| Directive |
Print out every record exactly as it appears.

□ □ □ □ □

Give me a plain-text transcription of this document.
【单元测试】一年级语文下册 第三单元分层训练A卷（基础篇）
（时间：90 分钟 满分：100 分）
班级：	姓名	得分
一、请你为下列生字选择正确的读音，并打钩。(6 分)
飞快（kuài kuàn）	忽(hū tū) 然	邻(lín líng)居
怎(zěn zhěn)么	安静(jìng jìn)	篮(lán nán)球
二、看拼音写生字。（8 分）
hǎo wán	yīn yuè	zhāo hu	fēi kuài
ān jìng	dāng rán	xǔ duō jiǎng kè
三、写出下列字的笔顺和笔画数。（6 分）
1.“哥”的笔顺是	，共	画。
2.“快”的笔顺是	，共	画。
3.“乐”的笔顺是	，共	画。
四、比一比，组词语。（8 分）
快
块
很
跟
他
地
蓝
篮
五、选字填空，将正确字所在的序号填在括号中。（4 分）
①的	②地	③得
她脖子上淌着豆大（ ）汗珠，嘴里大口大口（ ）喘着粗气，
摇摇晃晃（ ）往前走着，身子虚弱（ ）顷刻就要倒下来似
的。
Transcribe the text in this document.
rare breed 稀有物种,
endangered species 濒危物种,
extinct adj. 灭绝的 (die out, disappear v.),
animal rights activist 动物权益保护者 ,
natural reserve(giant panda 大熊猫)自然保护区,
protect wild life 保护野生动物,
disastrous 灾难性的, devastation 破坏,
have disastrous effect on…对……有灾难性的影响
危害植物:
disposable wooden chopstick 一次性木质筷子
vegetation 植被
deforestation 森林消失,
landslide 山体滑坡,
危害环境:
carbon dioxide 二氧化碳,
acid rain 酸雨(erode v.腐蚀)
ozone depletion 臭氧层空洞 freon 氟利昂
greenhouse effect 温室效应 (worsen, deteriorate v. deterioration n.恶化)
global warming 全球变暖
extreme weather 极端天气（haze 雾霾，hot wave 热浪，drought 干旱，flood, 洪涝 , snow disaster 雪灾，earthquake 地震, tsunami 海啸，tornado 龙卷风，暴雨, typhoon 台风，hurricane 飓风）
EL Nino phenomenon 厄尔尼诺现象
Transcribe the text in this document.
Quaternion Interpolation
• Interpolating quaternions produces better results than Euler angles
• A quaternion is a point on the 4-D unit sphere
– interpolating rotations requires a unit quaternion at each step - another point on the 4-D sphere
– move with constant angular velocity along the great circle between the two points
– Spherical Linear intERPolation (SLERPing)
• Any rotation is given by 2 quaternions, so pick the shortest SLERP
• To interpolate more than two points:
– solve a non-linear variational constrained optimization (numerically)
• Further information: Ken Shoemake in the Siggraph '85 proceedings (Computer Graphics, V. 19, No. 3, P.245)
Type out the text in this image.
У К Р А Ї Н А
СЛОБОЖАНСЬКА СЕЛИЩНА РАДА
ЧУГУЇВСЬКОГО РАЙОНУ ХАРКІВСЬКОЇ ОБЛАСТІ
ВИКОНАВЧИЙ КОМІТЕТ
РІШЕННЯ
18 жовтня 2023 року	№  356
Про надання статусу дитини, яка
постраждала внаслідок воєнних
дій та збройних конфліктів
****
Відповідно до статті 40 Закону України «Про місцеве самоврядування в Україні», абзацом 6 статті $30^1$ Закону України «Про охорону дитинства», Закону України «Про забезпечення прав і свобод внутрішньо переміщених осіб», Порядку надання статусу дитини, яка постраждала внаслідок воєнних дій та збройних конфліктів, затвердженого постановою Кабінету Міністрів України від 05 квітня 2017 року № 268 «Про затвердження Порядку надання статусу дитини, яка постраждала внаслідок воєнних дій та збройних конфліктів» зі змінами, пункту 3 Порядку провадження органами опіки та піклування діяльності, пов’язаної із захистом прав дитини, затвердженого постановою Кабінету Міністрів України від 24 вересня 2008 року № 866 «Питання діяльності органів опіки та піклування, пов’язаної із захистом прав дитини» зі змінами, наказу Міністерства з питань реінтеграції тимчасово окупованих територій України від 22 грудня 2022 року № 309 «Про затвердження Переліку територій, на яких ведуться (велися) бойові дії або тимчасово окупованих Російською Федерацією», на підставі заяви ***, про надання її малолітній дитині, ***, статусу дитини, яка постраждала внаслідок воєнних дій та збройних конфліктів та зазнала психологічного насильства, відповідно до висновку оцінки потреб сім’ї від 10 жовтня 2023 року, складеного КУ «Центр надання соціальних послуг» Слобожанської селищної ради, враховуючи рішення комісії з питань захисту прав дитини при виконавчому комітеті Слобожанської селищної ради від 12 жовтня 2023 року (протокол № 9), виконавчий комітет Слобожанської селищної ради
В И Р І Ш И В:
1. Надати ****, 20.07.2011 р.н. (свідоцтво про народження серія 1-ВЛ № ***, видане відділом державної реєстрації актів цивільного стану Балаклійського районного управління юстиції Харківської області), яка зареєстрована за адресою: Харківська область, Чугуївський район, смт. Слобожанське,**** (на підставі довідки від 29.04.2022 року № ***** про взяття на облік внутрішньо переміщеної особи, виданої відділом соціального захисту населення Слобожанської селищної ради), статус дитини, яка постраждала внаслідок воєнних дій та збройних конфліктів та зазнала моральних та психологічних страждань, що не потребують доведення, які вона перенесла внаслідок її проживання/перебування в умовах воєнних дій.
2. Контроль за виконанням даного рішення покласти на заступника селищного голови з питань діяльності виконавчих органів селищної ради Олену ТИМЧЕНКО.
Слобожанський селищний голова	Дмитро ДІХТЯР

□ □ □ □ □

| The reply |
Give me a plain-text transcription of this document.
【单元测试】一年级语文下册 第三单元分层训练A卷（基础篇）
（时间：90 分钟 满分：100 分）
班级：	姓名	得分
一、请你为下列生字选择正确的读音，并打钩。(6 分)
飞快（kuài kuàn）	忽(hū tū) 然	邻(lín líng)居
怎(zěn zhěn)么	安静(jìng jìn)	篮(lán nán)球
二、看拼音写生字。（8 分）
hǎo wán	yīn yuè	zhāo hu	fēi kuài
ān jìng	dāng rán	xǔ duō jiǎng kè
三、写出下列字的笔顺和笔画数。（6 分）
1.“哥”的笔顺是	，共	画。
2.“快”的笔顺是	，共	画。
3.“乐”的笔顺是	，共	画。
四、比一比，组词语。（8 分）
快
块
很
跟
他
地
蓝
篮
五、选字填空，将正确字所在的序号填在括号中。（4 分）
①的	②地	③得
她脖子上淌着豆大（ ）汗珠，嘴里大口大口（ ）喘着粗气，
摇摇晃晃（ ）往前走着，身子虚弱（ ）顷刻就要倒下来似
的。
Transcribe the text in this document.
rare breed 稀有物种,
endangered species 濒危物种,
extinct adj. 灭绝的 (die out, disappear v.),
animal rights activist 动物权益保护者 ,
natural reserve(giant panda 大熊猫)自然保护区,
protect wild life 保护野生动物,
disastrous 灾难性的, devastation 破坏,
have disastrous effect on…对……有灾难性的影响
危害植物:
disposable wooden chopstick 一次性木质筷子
vegetation 植被
deforestation 森林消失,
landslide 山体滑坡,
危害环境:
carbon dioxide 二氧化碳,
acid rain 酸雨(erode v.腐蚀)
ozone depletion 臭氧层空洞 freon 氟利昂
greenhouse effect 温室效应 (worsen, deteriorate v. deterioration n.恶化)
global warming 全球变暖
extreme weather 极端天气（haze 雾霾，hot wave 热浪，drought 干旱，flood, 洪涝 , snow disaster 雪灾，earthquake 地震, tsunami 海啸，tornado 龙卷风，暴雨, typhoon 台风，hurricane 飓风）
EL Nino phenomenon 厄尔尼诺现象
Transcribe the text in this document.
Quaternion Interpolation
• Interpolating quaternions produces better results than Euler angles
• A quaternion is a point on the 4-D unit sphere
– interpolating rotations requires a unit quaternion at each step - another point on the 4-D sphere
– move with constant angular velocity along the great circle between the two points
– Spherical Linear intERPolation (SLERPing)
• Any rotation is given by 2 quaternions, so pick the shortest SLERP
• To interpolate more than two points:
– solve a non-linear variational constrained optimization (numerically)
• Further information: Ken Shoemake in the Siggraph '85 proceedings (Computer Graphics, V. 19, No. 3, P.245)
Type out the text in this image.
У К Р А Ї Н А
СЛОБОЖАНСЬКА СЕЛИЩНА РАДА
ЧУГУЇВСЬКОГО РАЙОНУ ХАРКІВСЬКОЇ ОБЛАСТІ
ВИКОНАВЧИЙ КОМІТЕТ
РІШЕННЯ
18 жовтня 2023 року	№  356
Про надання статусу дитини, яка
постраждала внаслідок воєнних
дій та збройних конфліктів
****
Відповідно до статті 40 Закону України «Про місцеве самоврядування в Україні», абзацом 6 статті $30^1$ Закону України «Про охорону дитинства», Закону України «Про забезпечення прав і свобод внутрішньо переміщених осіб», Порядку надання статусу дитини, яка постраждала внаслідок воєнних дій та збройних конфліктів, затвердженого постановою Кабінету Міністрів України від 05 квітня 2017 року № 268 «Про затвердження Порядку надання статусу дитини, яка постраждала внаслідок воєнних дій та збройних конфліктів» зі змінами, пункту 3 Порядку провадження органами опіки та піклування діяльності, пов’язаної із захистом прав дитини, затвердженого постановою Кабінету Міністрів України від 24 вересня 2008 року № 866 «Питання діяльності органів опіки та піклування, пов’язаної із захистом прав дитини» зі змінами, наказу Міністерства з питань реінтеграції тимчасово окупованих територій України від 22 грудня 2022 року № 309 «Про затвердження Переліку територій, на яких ведуться (велися) бойові дії або тимчасово окупованих Російською Федерацією», на підставі заяви ***, про надання її малолітній дитині, ***, статусу дитини, яка постраждала внаслідок воєнних дій та збройних конфліктів та зазнала психологічного насильства, відповідно до висновку оцінки потреб сім’ї від 10 жовтня 2023 року, складеного КУ «Центр надання соціальних послуг» Слобожанської селищної ради, враховуючи рішення комісії з питань захисту прав дитини при виконавчому комітеті Слобожанської селищної ради від 12 жовтня 2023 року (протокол № 9), виконавчий комітет Слобожанської селищної ради
В И Р І Ш И В:
1. Надати ****, 20.07.2011 р.н. (свідоцтво про народження серія 1-ВЛ № ***, видане відділом державної реєстрації актів цивільного стану Балаклійського районного управління юстиції Харківської області), яка зареєстрована за адресою: Харківська область, Чугуївський район, смт. Слобожанське,**** (на підставі довідки від 29.04.2022 року № ***** про взяття на облік внутрішньо переміщеної особи, виданої відділом соціального захисту населення Слобожанської селищної ради), статус дитини, яка постраждала внаслідок воєнних дій та збройних конфліктів та зазнала моральних та психологічних страждань, що не потребують доведення, які вона перенесла внаслідок її проживання/перебування в умовах воєнних дій.
2. Контроль за виконанням даного рішення покласти на заступника селищного голови з питань діяльності виконавчих органів селищної ради Олену ТИМЧЕНКО.
Слобожанський селищний голова	Дмитро ДІХТЯР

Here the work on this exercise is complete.